• **Problem details**: Give a verbatim quotation of every record.

>>>>

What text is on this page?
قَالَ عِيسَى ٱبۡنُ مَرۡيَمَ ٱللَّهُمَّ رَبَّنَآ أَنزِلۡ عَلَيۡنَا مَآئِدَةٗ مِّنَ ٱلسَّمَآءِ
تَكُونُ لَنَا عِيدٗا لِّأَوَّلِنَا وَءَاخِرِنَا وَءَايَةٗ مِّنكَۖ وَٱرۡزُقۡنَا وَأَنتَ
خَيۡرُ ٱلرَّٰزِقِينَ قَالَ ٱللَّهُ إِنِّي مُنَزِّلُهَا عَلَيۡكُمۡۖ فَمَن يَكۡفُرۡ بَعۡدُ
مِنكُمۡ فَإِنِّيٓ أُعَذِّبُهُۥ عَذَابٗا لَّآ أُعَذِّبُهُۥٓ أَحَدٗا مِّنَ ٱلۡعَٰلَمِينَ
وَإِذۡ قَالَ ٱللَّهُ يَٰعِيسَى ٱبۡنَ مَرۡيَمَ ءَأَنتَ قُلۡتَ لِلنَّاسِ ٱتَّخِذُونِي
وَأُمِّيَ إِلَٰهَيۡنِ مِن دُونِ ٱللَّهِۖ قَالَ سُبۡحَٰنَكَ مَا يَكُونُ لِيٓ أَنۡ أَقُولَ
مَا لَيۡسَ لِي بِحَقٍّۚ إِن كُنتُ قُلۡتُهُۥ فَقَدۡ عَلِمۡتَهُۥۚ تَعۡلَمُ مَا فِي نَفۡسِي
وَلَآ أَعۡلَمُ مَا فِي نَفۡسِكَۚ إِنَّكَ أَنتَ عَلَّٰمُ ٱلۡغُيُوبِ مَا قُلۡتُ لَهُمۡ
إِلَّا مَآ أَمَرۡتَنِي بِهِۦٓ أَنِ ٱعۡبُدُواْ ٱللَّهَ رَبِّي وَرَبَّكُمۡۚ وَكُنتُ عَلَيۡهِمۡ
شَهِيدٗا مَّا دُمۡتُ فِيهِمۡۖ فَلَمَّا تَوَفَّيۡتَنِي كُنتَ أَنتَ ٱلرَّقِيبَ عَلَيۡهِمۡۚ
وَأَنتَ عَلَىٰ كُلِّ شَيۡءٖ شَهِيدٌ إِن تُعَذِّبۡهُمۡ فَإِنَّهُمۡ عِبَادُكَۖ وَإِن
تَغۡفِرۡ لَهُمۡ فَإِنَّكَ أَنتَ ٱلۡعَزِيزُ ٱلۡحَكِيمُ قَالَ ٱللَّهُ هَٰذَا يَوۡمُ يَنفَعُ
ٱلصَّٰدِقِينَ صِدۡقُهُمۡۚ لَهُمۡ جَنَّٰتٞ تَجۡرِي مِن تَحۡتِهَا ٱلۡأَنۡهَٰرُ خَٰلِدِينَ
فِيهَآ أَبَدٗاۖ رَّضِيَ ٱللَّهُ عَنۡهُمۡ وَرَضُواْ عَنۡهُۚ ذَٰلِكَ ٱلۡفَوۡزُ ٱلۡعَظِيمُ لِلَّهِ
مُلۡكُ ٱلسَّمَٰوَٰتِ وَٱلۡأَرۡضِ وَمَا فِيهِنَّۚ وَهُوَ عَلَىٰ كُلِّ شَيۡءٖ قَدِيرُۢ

<<<<

• **Final answer**:
What text is on this page?
قَالَ عِيسَى ٱبۡنُ مَرۡيَمَ ٱللَّهُمَّ رَبَّنَآ أَنزِلۡ عَلَيۡنَا مَآئِدَةٗ مِّنَ ٱلسَّمَآءِ
تَكُونُ لَنَا عِيدٗا لِّأَوَّلِنَا وَءَاخِرِنَا وَءَايَةٗ مِّنكَۖ وَٱرۡزُقۡنَا وَأَنتَ
خَيۡرُ ٱلرَّٰزِقِينَ قَالَ ٱللَّهُ إِنِّي مُنَزِّلُهَا عَلَيۡكُمۡۖ فَمَن يَكۡفُرۡ بَعۡدُ
مِنكُمۡ فَإِنِّيٓ أُعَذِّبُهُۥ عَذَابٗا لَّآ أُعَذِّبُهُۥٓ أَحَدٗا مِّنَ ٱلۡعَٰلَمِينَ
وَإِذۡ قَالَ ٱللَّهُ يَٰعِيسَى ٱبۡنَ مَرۡيَمَ ءَأَنتَ قُلۡتَ لِلنَّاسِ ٱتَّخِذُونِي
وَأُمِّيَ إِلَٰهَيۡنِ مِن دُونِ ٱللَّهِۖ قَالَ سُبۡحَٰنَكَ مَا يَكُونُ لِيٓ أَنۡ أَقُولَ
مَا لَيۡسَ لِي بِحَقٍّۚ إِن كُنتُ قُلۡتُهُۥ فَقَدۡ عَلِمۡتَهُۥۚ تَعۡلَمُ مَا فِي نَفۡسِي
وَلَآ أَعۡلَمُ مَا فِي نَفۡسِكَۚ إِنَّكَ أَنتَ عَلَّٰمُ ٱلۡغُيُوبِ مَا قُلۡتُ لَهُمۡ
إِلَّا مَآ أَمَرۡتَنِي بِهِۦٓ أَنِ ٱعۡبُدُواْ ٱللَّهَ رَبِّي وَرَبَّكُمۡۚ وَكُنتُ عَلَيۡهِمۡ
شَهِيدٗا مَّا دُمۡتُ فِيهِمۡۖ فَلَمَّا تَوَفَّيۡتَنِي كُنتَ أَنتَ ٱلرَّقِيبَ عَلَيۡهِمۡۚ
وَأَنتَ عَلَىٰ كُلِّ شَيۡءٖ شَهِيدٌ إِن تُعَذِّبۡهُمۡ فَإِنَّهُمۡ عِبَادُكَۖ وَإِن
تَغۡفِرۡ لَهُمۡ فَإِنَّكَ أَنتَ ٱلۡعَزِيزُ ٱلۡحَكِيمُ قَالَ ٱللَّهُ هَٰذَا يَوۡمُ يَنفَعُ
ٱلصَّٰدِقِينَ صِدۡقُهُمۡۚ لَهُمۡ جَنَّٰتٞ تَجۡرِي مِن تَحۡتِهَا ٱلۡأَنۡهَٰرُ خَٰلِدِينَ
فِيهَآ أَبَدٗاۖ رَّضِيَ ٱللَّهُ عَنۡهُمۡ وَرَضُواْ عَنۡهُۚ ذَٰلِكَ ٱلۡفَوۡزُ ٱلۡعَظِيمُ لِلَّهِ
مُلۡكُ ٱلسَّمَٰوَٰتِ وَٱلۡأَرۡضِ وَمَا فِيهِنَّۚ وَهُوَ عَلَىٰ كُلِّ شَيۡءٖ قَدِيرُۢ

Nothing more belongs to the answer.